Start of MATERIAL FOR THIS EXERCISE
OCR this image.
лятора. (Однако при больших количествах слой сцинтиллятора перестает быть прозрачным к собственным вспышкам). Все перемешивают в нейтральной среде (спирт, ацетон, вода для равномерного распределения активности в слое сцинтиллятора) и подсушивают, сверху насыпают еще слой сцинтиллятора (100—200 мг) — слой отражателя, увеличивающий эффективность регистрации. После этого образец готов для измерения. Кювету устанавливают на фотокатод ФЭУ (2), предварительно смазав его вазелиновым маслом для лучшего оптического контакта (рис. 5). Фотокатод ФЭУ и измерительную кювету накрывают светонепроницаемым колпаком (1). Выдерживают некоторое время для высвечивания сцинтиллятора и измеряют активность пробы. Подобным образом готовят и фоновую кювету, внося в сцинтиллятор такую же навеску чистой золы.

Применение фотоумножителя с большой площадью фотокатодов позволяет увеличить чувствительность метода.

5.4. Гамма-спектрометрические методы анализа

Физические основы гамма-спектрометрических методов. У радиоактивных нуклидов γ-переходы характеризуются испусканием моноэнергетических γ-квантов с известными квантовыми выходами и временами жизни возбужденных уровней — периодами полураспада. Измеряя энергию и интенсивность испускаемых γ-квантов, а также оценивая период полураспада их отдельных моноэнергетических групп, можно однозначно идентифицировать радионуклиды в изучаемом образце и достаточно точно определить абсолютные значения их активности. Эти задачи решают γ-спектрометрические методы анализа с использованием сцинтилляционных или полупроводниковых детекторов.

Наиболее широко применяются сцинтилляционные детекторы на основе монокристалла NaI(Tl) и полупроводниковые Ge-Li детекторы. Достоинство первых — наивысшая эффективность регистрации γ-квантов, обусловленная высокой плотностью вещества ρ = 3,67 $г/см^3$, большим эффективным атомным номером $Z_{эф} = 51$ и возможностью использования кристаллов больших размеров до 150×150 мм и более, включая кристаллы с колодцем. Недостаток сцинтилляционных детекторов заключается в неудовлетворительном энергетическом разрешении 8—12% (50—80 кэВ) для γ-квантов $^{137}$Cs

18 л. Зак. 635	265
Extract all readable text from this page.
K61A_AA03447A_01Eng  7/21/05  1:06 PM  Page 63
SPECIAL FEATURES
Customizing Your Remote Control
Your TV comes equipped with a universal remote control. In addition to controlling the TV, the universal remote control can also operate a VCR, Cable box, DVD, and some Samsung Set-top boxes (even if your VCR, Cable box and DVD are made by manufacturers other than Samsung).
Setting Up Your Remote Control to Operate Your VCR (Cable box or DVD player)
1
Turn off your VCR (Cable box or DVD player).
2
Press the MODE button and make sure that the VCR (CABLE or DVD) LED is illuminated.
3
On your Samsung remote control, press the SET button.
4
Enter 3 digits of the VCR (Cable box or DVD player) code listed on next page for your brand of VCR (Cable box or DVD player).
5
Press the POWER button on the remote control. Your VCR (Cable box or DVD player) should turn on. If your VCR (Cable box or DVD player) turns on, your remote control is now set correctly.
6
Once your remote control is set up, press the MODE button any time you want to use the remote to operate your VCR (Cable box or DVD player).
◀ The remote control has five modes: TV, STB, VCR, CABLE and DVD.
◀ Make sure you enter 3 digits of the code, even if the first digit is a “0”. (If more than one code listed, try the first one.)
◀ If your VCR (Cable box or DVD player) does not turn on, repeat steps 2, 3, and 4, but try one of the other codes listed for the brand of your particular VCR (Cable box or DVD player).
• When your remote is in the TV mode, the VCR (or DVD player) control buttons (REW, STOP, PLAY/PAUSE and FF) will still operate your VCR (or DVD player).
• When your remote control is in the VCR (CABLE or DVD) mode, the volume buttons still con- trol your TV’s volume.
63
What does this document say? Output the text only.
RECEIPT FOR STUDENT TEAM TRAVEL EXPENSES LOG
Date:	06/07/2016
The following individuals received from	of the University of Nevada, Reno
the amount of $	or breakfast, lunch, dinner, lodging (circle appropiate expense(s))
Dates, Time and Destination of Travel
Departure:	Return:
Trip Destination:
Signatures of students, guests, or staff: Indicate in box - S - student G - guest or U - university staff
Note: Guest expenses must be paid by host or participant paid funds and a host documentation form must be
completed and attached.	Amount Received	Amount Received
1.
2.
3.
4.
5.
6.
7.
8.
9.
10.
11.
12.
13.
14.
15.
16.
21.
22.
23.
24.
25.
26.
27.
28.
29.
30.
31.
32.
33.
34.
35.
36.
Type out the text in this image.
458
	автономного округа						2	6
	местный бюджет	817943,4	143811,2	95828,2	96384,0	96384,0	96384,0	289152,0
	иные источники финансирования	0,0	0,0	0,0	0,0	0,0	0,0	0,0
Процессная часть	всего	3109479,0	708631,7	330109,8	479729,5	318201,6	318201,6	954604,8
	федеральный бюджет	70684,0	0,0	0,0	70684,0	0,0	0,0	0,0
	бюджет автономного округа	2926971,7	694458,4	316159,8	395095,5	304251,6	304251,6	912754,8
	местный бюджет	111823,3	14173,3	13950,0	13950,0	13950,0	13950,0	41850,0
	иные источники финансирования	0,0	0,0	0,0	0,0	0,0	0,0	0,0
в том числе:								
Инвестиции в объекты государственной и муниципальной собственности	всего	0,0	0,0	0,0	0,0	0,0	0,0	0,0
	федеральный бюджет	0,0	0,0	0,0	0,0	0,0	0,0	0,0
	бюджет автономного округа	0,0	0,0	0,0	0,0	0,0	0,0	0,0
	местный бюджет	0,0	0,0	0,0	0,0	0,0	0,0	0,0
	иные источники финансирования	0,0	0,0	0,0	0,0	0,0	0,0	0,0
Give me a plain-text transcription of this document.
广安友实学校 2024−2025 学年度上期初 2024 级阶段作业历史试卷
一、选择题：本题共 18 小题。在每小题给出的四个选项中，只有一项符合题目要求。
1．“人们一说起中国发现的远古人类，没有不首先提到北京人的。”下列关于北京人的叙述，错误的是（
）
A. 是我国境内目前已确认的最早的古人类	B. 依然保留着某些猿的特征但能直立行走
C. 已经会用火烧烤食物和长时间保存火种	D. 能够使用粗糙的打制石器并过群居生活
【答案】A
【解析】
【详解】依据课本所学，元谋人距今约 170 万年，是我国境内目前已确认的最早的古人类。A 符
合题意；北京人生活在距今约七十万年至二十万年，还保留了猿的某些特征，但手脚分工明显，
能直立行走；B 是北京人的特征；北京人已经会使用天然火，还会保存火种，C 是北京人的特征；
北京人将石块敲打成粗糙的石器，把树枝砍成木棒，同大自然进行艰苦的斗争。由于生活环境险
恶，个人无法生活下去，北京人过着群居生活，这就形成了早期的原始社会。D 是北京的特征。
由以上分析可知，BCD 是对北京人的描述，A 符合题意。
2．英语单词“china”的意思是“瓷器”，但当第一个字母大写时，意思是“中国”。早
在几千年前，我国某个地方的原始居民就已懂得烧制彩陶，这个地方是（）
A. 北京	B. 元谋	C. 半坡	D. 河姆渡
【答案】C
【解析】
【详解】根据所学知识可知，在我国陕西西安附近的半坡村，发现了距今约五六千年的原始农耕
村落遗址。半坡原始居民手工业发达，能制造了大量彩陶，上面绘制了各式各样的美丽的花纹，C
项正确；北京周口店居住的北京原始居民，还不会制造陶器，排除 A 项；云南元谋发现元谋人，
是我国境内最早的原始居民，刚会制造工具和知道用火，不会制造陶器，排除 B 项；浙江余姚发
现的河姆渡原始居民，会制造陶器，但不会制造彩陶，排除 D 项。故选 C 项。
End of MATERIAL FOR THIS EXERCISE
DIRECTIVE: Copy out the whole listing exactly as written.

WRITTEN ANSWER:
OCR this image.
лятора. (Однако при больших количествах слой сцинтиллятора перестает быть прозрачным к собственным вспышкам). Все перемешивают в нейтральной среде (спирт, ацетон, вода для равномерного распределения активности в слое сцинтиллятора) и подсушивают, сверху насыпают еще слой сцинтиллятора (100—200 мг) — слой отражателя, увеличивающий эффективность регистрации. После этого образец готов для измерения. Кювету устанавливают на фотокатод ФЭУ (2), предварительно смазав его вазелиновым маслом для лучшего оптического контакта (рис. 5). Фотокатод ФЭУ и измерительную кювету накрывают светонепроницаемым колпаком (1). Выдерживают некоторое время для высвечивания сцинтиллятора и измеряют активность пробы. Подобным образом готовят и фоновую кювету, внося в сцинтиллятор такую же навеску чистой золы.

Применение фотоумножителя с большой площадью фотокатодов позволяет увеличить чувствительность метода.

5.4. Гамма-спектрометрические методы анализа

Физические основы гамма-спектрометрических методов. У радиоактивных нуклидов γ-переходы характеризуются испусканием моноэнергетических γ-квантов с известными квантовыми выходами и временами жизни возбужденных уровней — периодами полураспада. Измеряя энергию и интенсивность испускаемых γ-квантов, а также оценивая период полураспада их отдельных моноэнергетических групп, можно однозначно идентифицировать радионуклиды в изучаемом образце и достаточно точно определить абсолютные значения их активности. Эти задачи решают γ-спектрометрические методы анализа с использованием сцинтилляционных или полупроводниковых детекторов.

Наиболее широко применяются сцинтилляционные детекторы на основе монокристалла NaI(Tl) и полупроводниковые Ge-Li детекторы. Достоинство первых — наивысшая эффективность регистрации γ-квантов, обусловленная высокой плотностью вещества ρ = 3,67 $г/см^3$, большим эффективным атомным номером $Z_{эф} = 51$ и возможностью использования кристаллов больших размеров до 150×150 мм и более, включая кристаллы с колодцем. Недостаток сцинтилляционных детекторов заключается в неудовлетворительном энергетическом разрешении 8—12% (50—80 кэВ) для γ-квантов $^{137}$Cs

18 л. Зак. 635	265
Extract all readable text from this page.
K61A_AA03447A_01Eng  7/21/05  1:06 PM  Page 63
SPECIAL FEATURES
Customizing Your Remote Control
Your TV comes equipped with a universal remote control. In addition to controlling the TV, the universal remote control can also operate a VCR, Cable box, DVD, and some Samsung Set-top boxes (even if your VCR, Cable box and DVD are made by manufacturers other than Samsung).
Setting Up Your Remote Control to Operate Your VCR (Cable box or DVD player)
1
Turn off your VCR (Cable box or DVD player).
2
Press the MODE button and make sure that the VCR (CABLE or DVD) LED is illuminated.
3
On your Samsung remote control, press the SET button.
4
Enter 3 digits of the VCR (Cable box or DVD player) code listed on next page for your brand of VCR (Cable box or DVD player).
5
Press the POWER button on the remote control. Your VCR (Cable box or DVD player) should turn on. If your VCR (Cable box or DVD player) turns on, your remote control is now set correctly.
6
Once your remote control is set up, press the MODE button any time you want to use the remote to operate your VCR (Cable box or DVD player).
◀ The remote control has five modes: TV, STB, VCR, CABLE and DVD.
◀ Make sure you enter 3 digits of the code, even if the first digit is a “0”. (If more than one code listed, try the first one.)
◀ If your VCR (Cable box or DVD player) does not turn on, repeat steps 2, 3, and 4, but try one of the other codes listed for the brand of your particular VCR (Cable box or DVD player).
• When your remote is in the TV mode, the VCR (or DVD player) control buttons (REW, STOP, PLAY/PAUSE and FF) will still operate your VCR (or DVD player).
• When your remote control is in the VCR (CABLE or DVD) mode, the volume buttons still con- trol your TV’s volume.
63
What does this document say? Output the text only.
RECEIPT FOR STUDENT TEAM TRAVEL EXPENSES LOG
Date:	06/07/2016
The following individuals received from	of the University of Nevada, Reno
the amount of $	or breakfast, lunch, dinner, lodging (circle appropiate expense(s))
Dates, Time and Destination of Travel
Departure:	Return:
Trip Destination:
Signatures of students, guests, or staff: Indicate in box - S - student G - guest or U - university staff
Note: Guest expenses must be paid by host or participant paid funds and a host documentation form must be
completed and attached.	Amount Received	Amount Received
1.
2.
3.
4.
5.
6.
7.
8.
9.
10.
11.
12.
13.
14.
15.
16.
21.
22.
23.
24.
25.
26.
27.
28.
29.
30.
31.
32.
33.
34.
35.
36.
Type out the text in this image.
458
	автономного округа						2	6
	местный бюджет	817943,4	143811,2	95828,2	96384,0	96384,0	96384,0	289152,0
	иные источники финансирования	0,0	0,0	0,0	0,0	0,0	0,0	0,0
Процессная часть	всего	3109479,0	708631,7	330109,8	479729,5	318201,6	318201,6	954604,8
	федеральный бюджет	70684,0	0,0	0,0	70684,0	0,0	0,0	0,0
	бюджет автономного округа	2926971,7	694458,4	316159,8	395095,5	304251,6	304251,6	912754,8
	местный бюджет	111823,3	14173,3	13950,0	13950,0	13950,0	13950,0	41850,0
	иные источники финансирования	0,0	0,0	0,0	0,0	0,0	0,0	0,0
в том числе:								
Инвестиции в объекты государственной и муниципальной собственности	всего	0,0	0,0	0,0	0,0	0,0	0,0	0,0
	федеральный бюджет	0,0	0,0	0,0	0,0	0,0	0,0	0,0
	бюджет автономного округа	0,0	0,0	0,0	0,0	0,0	0,0	0,0
	местный бюджет	0,0	0,0	0,0	0,0	0,0	0,0	0,0
	иные источники финансирования	0,0	0,0	0,0	0,0	0,0	0,0	0,0
Give me a plain-text transcription of this document.
广安友实学校 2024−2025 学年度上期初 2024 级阶段作业历史试卷
一、选择题：本题共 18 小题。在每小题给出的四个选项中，只有一项符合题目要求。
1．“人们一说起中国发现的远古人类，没有不首先提到北京人的。”下列关于北京人的叙述，错误的是（
）
A. 是我国境内目前已确认的最早的古人类	B. 依然保留着某些猿的特征但能直立行走
C. 已经会用火烧烤食物和长时间保存火种	D. 能够使用粗糙的打制石器并过群居生活
【答案】A
【解析】
【详解】依据课本所学，元谋人距今约 170 万年，是我国境内目前已确认的最早的古人类。A 符
合题意；北京人生活在距今约七十万年至二十万年，还保留了猿的某些特征，但手脚分工明显，
能直立行走；B 是北京人的特征；北京人已经会使用天然火，还会保存火种，C 是北京人的特征；
北京人将石块敲打成粗糙的石器，把树枝砍成木棒，同大自然进行艰苦的斗争。由于生活环境险
恶，个人无法生活下去，北京人过着群居生活，这就形成了早期的原始社会。D 是北京的特征。
由以上分析可知，BCD 是对北京人的描述，A 符合题意。
2．英语单词“china”的意思是“瓷器”，但当第一个字母大写时，意思是“中国”。早
在几千年前，我国某个地方的原始居民就已懂得烧制彩陶，这个地方是（）
A. 北京	B. 元谋	C. 半坡	D. 河姆渡
【答案】C
【解析】
【详解】根据所学知识可知，在我国陕西西安附近的半坡村，发现了距今约五六千年的原始农耕
村落遗址。半坡原始居民手工业发达，能制造了大量彩陶，上面绘制了各式各样的美丽的花纹，C
项正确；北京周口店居住的北京原始居民，还不会制造陶器，排除 A 项；云南元谋发现元谋人，
是我国境内最早的原始居民，刚会制造工具和知道用火，不会制造陶器，排除 B 项；浙江余姚发
现的河姆渡原始居民，会制造陶器，但不会制造彩陶，排除 D 项。故选 C 项。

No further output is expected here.